(Data excerpts)
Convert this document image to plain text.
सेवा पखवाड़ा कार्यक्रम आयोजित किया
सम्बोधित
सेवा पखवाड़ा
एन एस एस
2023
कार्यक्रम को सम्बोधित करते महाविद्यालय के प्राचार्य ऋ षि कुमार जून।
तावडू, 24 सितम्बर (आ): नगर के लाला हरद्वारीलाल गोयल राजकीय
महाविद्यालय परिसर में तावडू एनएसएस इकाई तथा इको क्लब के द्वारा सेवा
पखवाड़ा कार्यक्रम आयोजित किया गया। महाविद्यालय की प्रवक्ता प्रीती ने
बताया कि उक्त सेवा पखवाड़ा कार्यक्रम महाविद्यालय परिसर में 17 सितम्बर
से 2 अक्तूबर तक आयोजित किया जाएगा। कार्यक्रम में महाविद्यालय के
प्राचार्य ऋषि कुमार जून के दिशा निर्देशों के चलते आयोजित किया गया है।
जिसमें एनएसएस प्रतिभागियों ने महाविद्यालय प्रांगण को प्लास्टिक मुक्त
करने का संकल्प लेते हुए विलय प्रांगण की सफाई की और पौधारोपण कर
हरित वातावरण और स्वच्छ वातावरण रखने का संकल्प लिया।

◆ Task prompt
Report how many lines of the listing hold the word "एनएसएस", with nothing but the number.

◆ Reply to the task
2